(begin)

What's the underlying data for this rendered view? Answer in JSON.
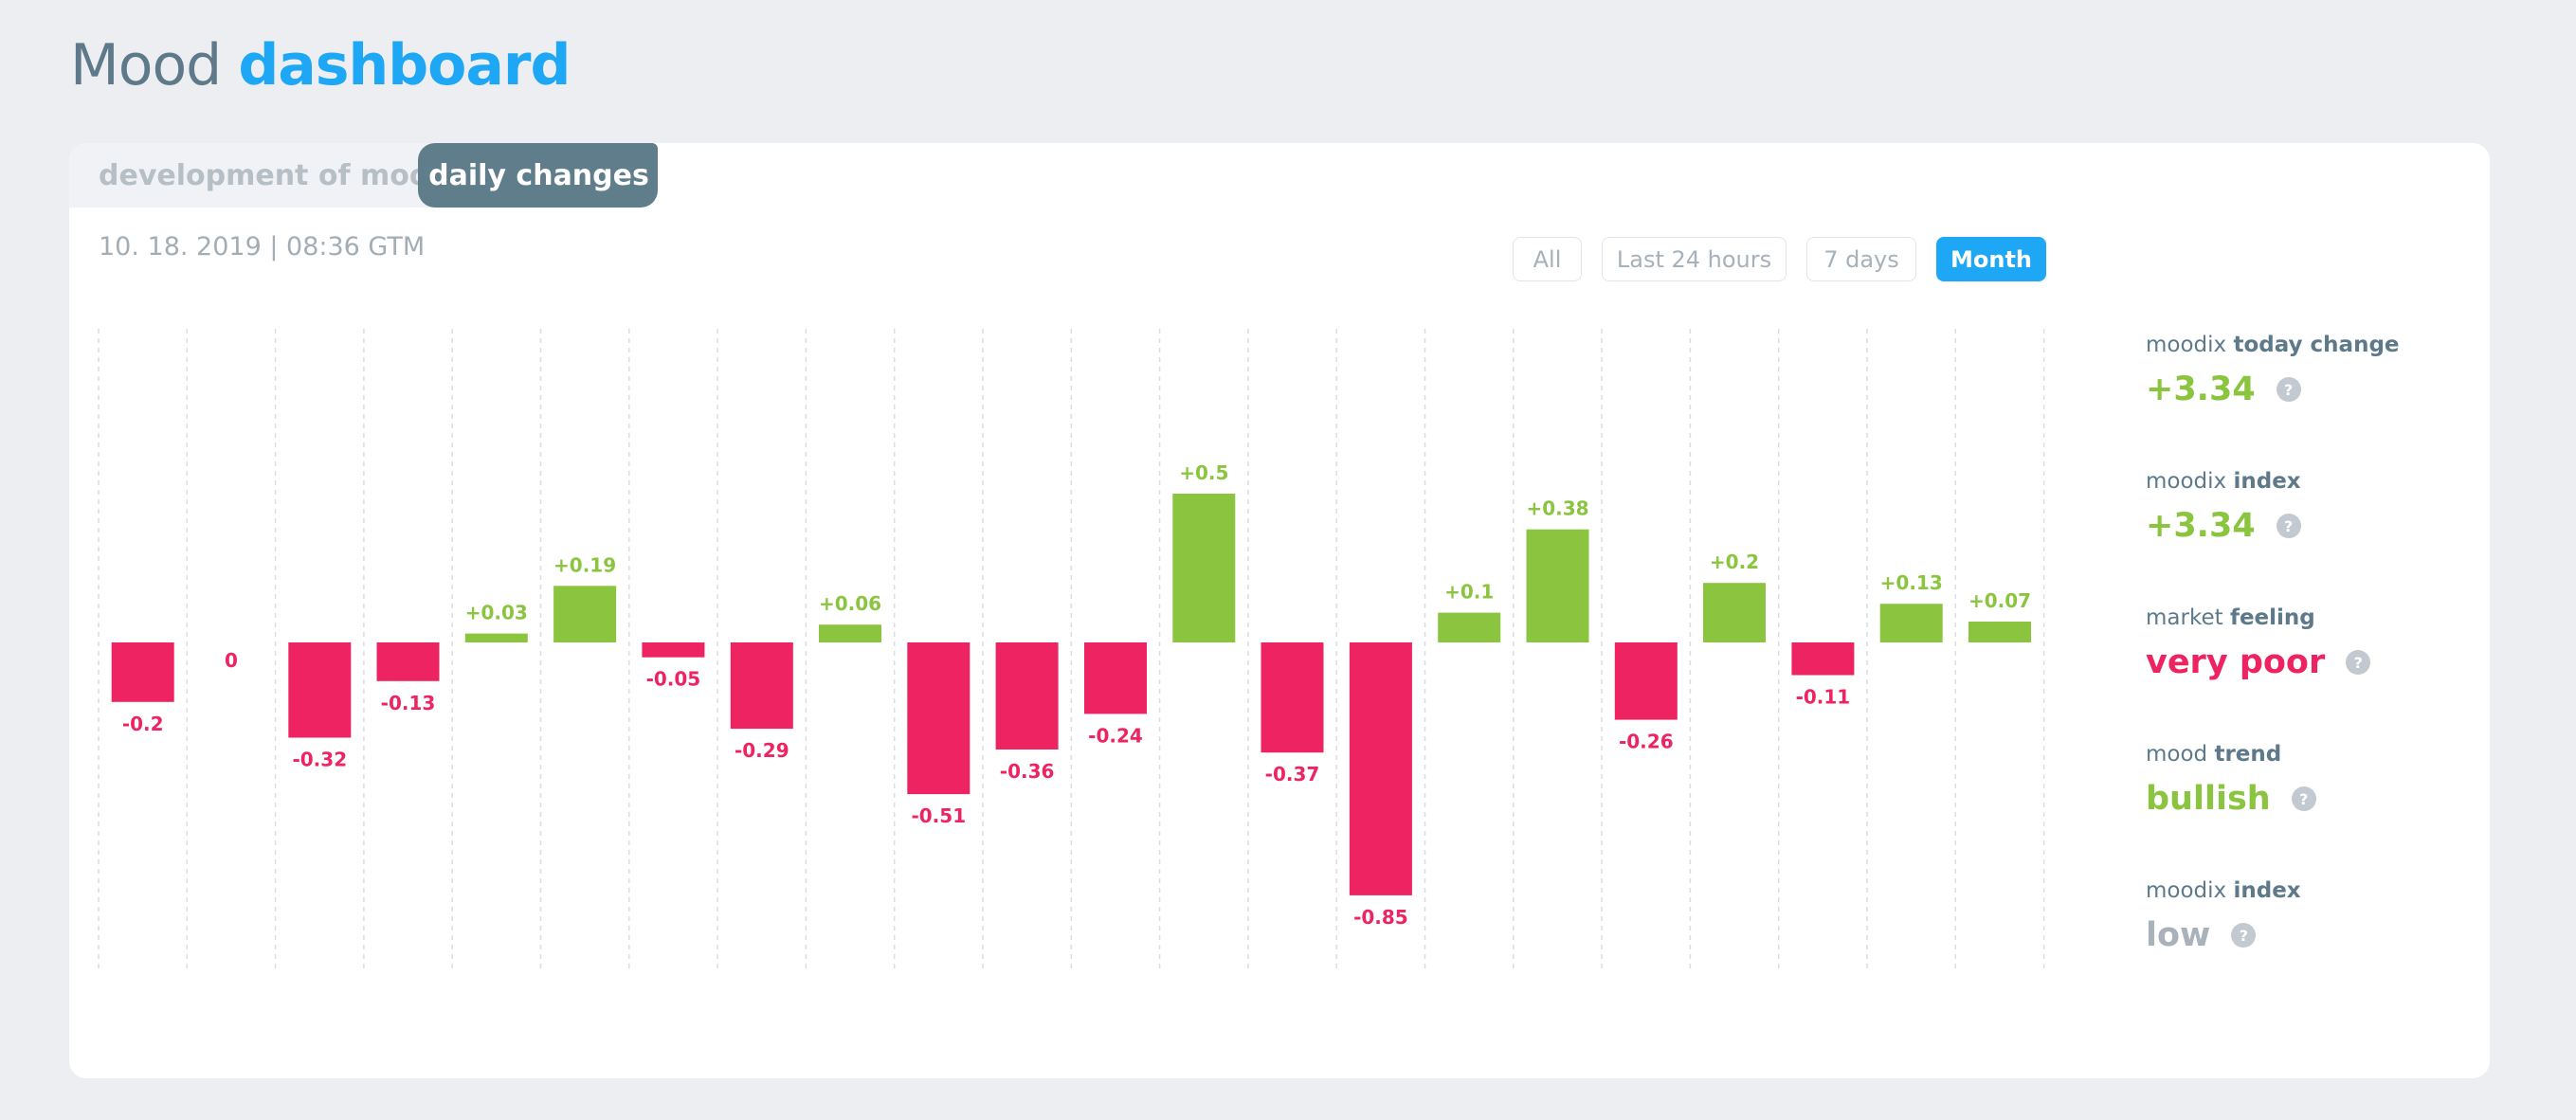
{
  "page_title": {
    "prefix": "Mood",
    "accent": "dashboard"
  },
  "tabs": [
    {
      "label": "development of mood",
      "active": false
    },
    {
      "label": "daily changes",
      "active": true
    }
  ],
  "timestamp": "10. 18. 2019 | 08:36 GTM",
  "range_buttons": [
    {
      "label": "All",
      "active": false
    },
    {
      "label": "Last 24 hours",
      "active": false
    },
    {
      "label": "7 days",
      "active": false
    },
    {
      "label": "Month",
      "active": true
    }
  ],
  "colors": {
    "positive": "#8BC540",
    "negative": "#EE2462",
    "neutral": "#A9B2BA",
    "accent": "#1EA7F5",
    "tab_active": "#607D8B"
  },
  "stats": [
    {
      "label_plain": "moodix ",
      "label_bold": "today change",
      "value": "+3.34",
      "value_color": "#8BC540",
      "icon": "help-icon"
    },
    {
      "label_plain": "moodix ",
      "label_bold": "index",
      "value": "+3.34",
      "value_color": "#8BC540",
      "icon": "help-icon"
    },
    {
      "label_plain": "market ",
      "label_bold": "feeling",
      "value": "very poor",
      "value_color": "#EE2462",
      "icon": "help-icon"
    },
    {
      "label_plain": "mood ",
      "label_bold": "trend",
      "value": "bullish",
      "value_color": "#8BC540",
      "icon": "help-icon"
    },
    {
      "label_plain": "moodix ",
      "label_bold": "index",
      "value": "low",
      "value_color": "#A9B2BA",
      "icon": "help-icon"
    }
  ],
  "chart_data": {
    "type": "bar",
    "grid": "vertical dashed",
    "values": [
      -0.2,
      0,
      -0.32,
      -0.13,
      0.03,
      0.19,
      -0.05,
      -0.29,
      0.06,
      -0.51,
      -0.36,
      -0.24,
      0.5,
      -0.37,
      -0.85,
      0.1,
      0.38,
      -0.26,
      0.2,
      -0.11,
      0.13,
      0.07
    ],
    "labels": [
      "-0.2",
      "0",
      "-0.32",
      "-0.13",
      "+0.03",
      "+0.19",
      "-0.05",
      "-0.29",
      "+0.06",
      "-0.51",
      "-0.36",
      "-0.24",
      "+0.5",
      "-0.37",
      "-0.85",
      "+0.1",
      "+0.38",
      "-0.26",
      "+0.2",
      "-0.11",
      "+0.13",
      "+0.07"
    ]
  }
}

(end)

All of the material above should be reproduced exactly, except the pictures.

= ANSWER BELOW =
What's the underlying data for this rendered view? Answer in JSON.
{
  "page_title": {
    "prefix": "Mood",
    "accent": "dashboard"
  },
  "tabs": [
    {
      "label": "development of mood",
      "active": false
    },
    {
      "label": "daily changes",
      "active": true
    }
  ],
  "timestamp": "10. 18. 2019 | 08:36 GTM",
  "range_buttons": [
    {
      "label": "All",
      "active": false
    },
    {
      "label": "Last 24 hours",
      "active": false
    },
    {
      "label": "7 days",
      "active": false
    },
    {
      "label": "Month",
      "active": true
    }
  ],
  "colors": {
    "positive": "#8BC540",
    "negative": "#EE2462",
    "neutral": "#A9B2BA",
    "accent": "#1EA7F5",
    "tab_active": "#607D8B"
  },
  "stats": [
    {
      "label_plain": "moodix ",
      "label_bold": "today change",
      "value": "+3.34",
      "value_color": "#8BC540",
      "icon": "help-icon"
    },
    {
      "label_plain": "moodix ",
      "label_bold": "index",
      "value": "+3.34",
      "value_color": "#8BC540",
      "icon": "help-icon"
    },
    {
      "label_plain": "market ",
      "label_bold": "feeling",
      "value": "very poor",
      "value_color": "#EE2462",
      "icon": "help-icon"
    },
    {
      "label_plain": "mood ",
      "label_bold": "trend",
      "value": "bullish",
      "value_color": "#8BC540",
      "icon": "help-icon"
    },
    {
      "label_plain": "moodix ",
      "label_bold": "index",
      "value": "low",
      "value_color": "#A9B2BA",
      "icon": "help-icon"
    }
  ],
  "chart_data": {
    "type": "bar",
    "grid": "vertical dashed",
    "values": [
      -0.2,
      0,
      -0.32,
      -0.13,
      0.03,
      0.19,
      -0.05,
      -0.29,
      0.06,
      -0.51,
      -0.36,
      -0.24,
      0.5,
      -0.37,
      -0.85,
      0.1,
      0.38,
      -0.26,
      0.2,
      -0.11,
      0.13,
      0.07
    ],
    "labels": [
      "-0.2",
      "0",
      "-0.32",
      "-0.13",
      "+0.03",
      "+0.19",
      "-0.05",
      "-0.29",
      "+0.06",
      "-0.51",
      "-0.36",
      "-0.24",
      "+0.5",
      "-0.37",
      "-0.85",
      "+0.1",
      "+0.38",
      "-0.26",
      "+0.2",
      "-0.11",
      "+0.13",
      "+0.07"
    ]
  }
}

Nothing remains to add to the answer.